# [WHAT THIS TASK INVOLVES]
All of the entries must be reproduced exactly, with no images carried over.

[Data items]
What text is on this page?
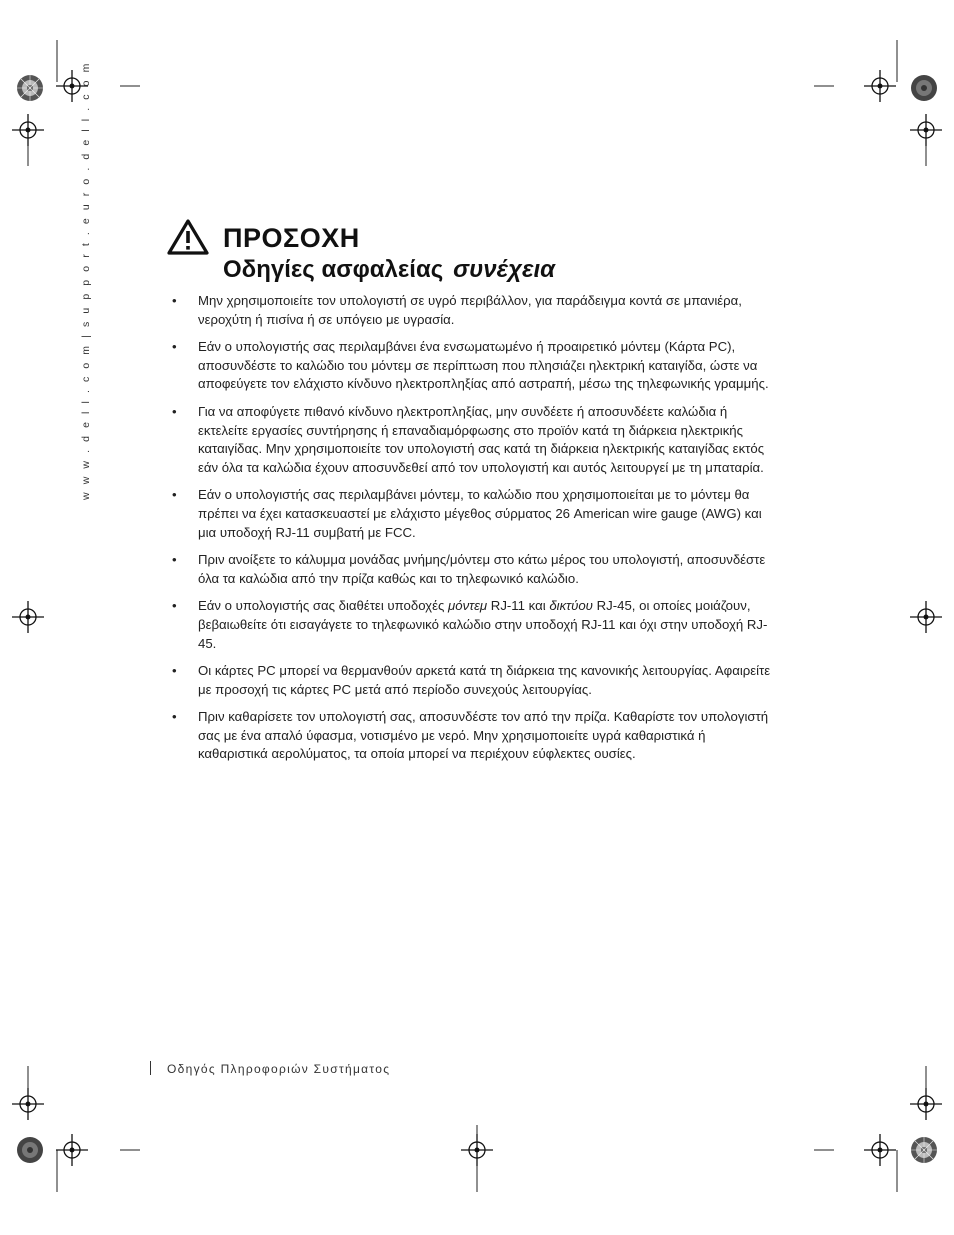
w w w . d e l l . c o m | s u p p o r t . e u r o . d e l l . c o m	ΠΡΟΣΟΧΗ
Οδηγίες ασφαλείας συνέχεια
• Μην χρησιμοποιείτε τον υπολογιστή σε υγρό περιβάλλον, για παράδειγμα κοντά σε μπανιέρα, νεροχύτη ή πισίνα ή σε υπόγειο με υγρασία.
• Εάν ο υπολογιστής σας περιλαμβάνει ένα ενσωματωμένο ή προαιρετικό μόντεμ (Κάρτα PC), αποσυνδέστε το καλώδιο του μόντεμ σε περίπτωση που πλησιάζει ηλεκτρική καταιγίδα, ώστε να αποφεύγετε τον ελάχιστο κίνδυνο ηλεκτροπληξίας από αστραπή, μέσω της τηλεφωνικής γραμμής.
• Για να αποφύγετε πιθανό κίνδυνο ηλεκτροπληξίας, μην συνδέετε ή αποσυνδέετε καλώδια ή εκτελείτε εργασίες συντήρησης ή επαναδιαμόρφωσης στο προϊόν κατά τη διάρκεια ηλεκτρικής καταιγίδας. Μην χρησιμοποιείτε τον υπολογιστή σας κατά τη διάρκεια ηλεκτρικής καταιγίδας εκτός εάν όλα τα καλώδια έχουν αποσυνδεθεί από τον υπολογιστή και αυτός λειτουργεί με τη μπαταρία.
• Εάν ο υπολογιστής σας περιλαμβάνει μόντεμ, το καλώδιο που χρησιμοποιείται με το μόντεμ θα πρέπει να έχει κατασκευαστεί με ελάχιστο μέγεθος σύρματος 26 American wire gauge (AWG) και μια υποδοχή RJ-11 συμβατή με FCC.
• Πριν ανοίξετε το κάλυμμα μονάδας μνήμης/μόντεμ στο κάτω μέρος του υπολογιστή, αποσυνδέστε όλα τα καλώδια από την πρίζα καθώς και το τηλεφωνικό καλώδιο.
• Εάν ο υπολογιστής σας διαθέτει υποδοχές μόντεμ RJ-11 και δικτύου RJ-45, οι οποίες μοιάζουν, βεβαιωθείτε ότι εισαγάγετε το τηλεφωνικό καλώδιο στην υποδοχή RJ-11 και όχι στην υποδοχή RJ-45.
• Οι κάρτες PC μπορεί να θερμανθούν αρκετά κατά τη διάρκεια της κανονικής λειτουργίας. Αφαιρείτε με προσοχή τις κάρτες PC μετά από περίοδο συνεχούς λειτουργίας.
• Πριν καθαρίσετε τον υπολογιστή σας, αποσυνδέστε τον από την πρίζα. Καθαρίστε τον υπολογιστή σας με ένα απαλό ύφασμα, νοτισμένο με νερό. Μην χρησιμοποιείτε υγρά καθαριστικά ή καθαριστικά αερολύματος, τα οποία μπορεί να περιέχουν εύφλεκτες ουσίες.
Οδηγός Πληροφοριών Συστήματος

# [COMPLETED EXERCISE]
What text is on this page?
w w w . d e l l . c o m | s u p p o r t . e u r o . d e l l . c o m	ΠΡΟΣΟΧΗ
Οδηγίες ασφαλείας συνέχεια
• Μην χρησιμοποιείτε τον υπολογιστή σε υγρό περιβάλλον, για παράδειγμα κοντά σε μπανιέρα, νεροχύτη ή πισίνα ή σε υπόγειο με υγρασία.
• Εάν ο υπολογιστής σας περιλαμβάνει ένα ενσωματωμένο ή προαιρετικό μόντεμ (Κάρτα PC), αποσυνδέστε το καλώδιο του μόντεμ σε περίπτωση που πλησιάζει ηλεκτρική καταιγίδα, ώστε να αποφεύγετε τον ελάχιστο κίνδυνο ηλεκτροπληξίας από αστραπή, μέσω της τηλεφωνικής γραμμής.
• Για να αποφύγετε πιθανό κίνδυνο ηλεκτροπληξίας, μην συνδέετε ή αποσυνδέετε καλώδια ή εκτελείτε εργασίες συντήρησης ή επαναδιαμόρφωσης στο προϊόν κατά τη διάρκεια ηλεκτρικής καταιγίδας. Μην χρησιμοποιείτε τον υπολογιστή σας κατά τη διάρκεια ηλεκτρικής καταιγίδας εκτός εάν όλα τα καλώδια έχουν αποσυνδεθεί από τον υπολογιστή και αυτός λειτουργεί με τη μπαταρία.
• Εάν ο υπολογιστής σας περιλαμβάνει μόντεμ, το καλώδιο που χρησιμοποιείται με το μόντεμ θα πρέπει να έχει κατασκευαστεί με ελάχιστο μέγεθος σύρματος 26 American wire gauge (AWG) και μια υποδοχή RJ-11 συμβατή με FCC.
• Πριν ανοίξετε το κάλυμμα μονάδας μνήμης/μόντεμ στο κάτω μέρος του υπολογιστή, αποσυνδέστε όλα τα καλώδια από την πρίζα καθώς και το τηλεφωνικό καλώδιο.
• Εάν ο υπολογιστής σας διαθέτει υποδοχές μόντεμ RJ-11 και δικτύου RJ-45, οι οποίες μοιάζουν, βεβαιωθείτε ότι εισαγάγετε το τηλεφωνικό καλώδιο στην υποδοχή RJ-11 και όχι στην υποδοχή RJ-45.
• Οι κάρτες PC μπορεί να θερμανθούν αρκετά κατά τη διάρκεια της κανονικής λειτουργίας. Αφαιρείτε με προσοχή τις κάρτες PC μετά από περίοδο συνεχούς λειτουργίας.
• Πριν καθαρίσετε τον υπολογιστή σας, αποσυνδέστε τον από την πρίζα. Καθαρίστε τον υπολογιστή σας με ένα απαλό ύφασμα, νοτισμένο με νερό. Μην χρησιμοποιείτε υγρά καθαριστικά ή καθαριστικά αερολύματος, τα οποία μπορεί να περιέχουν εύφλεκτες ουσίες.
Οδηγός Πληροφοριών Συστήματος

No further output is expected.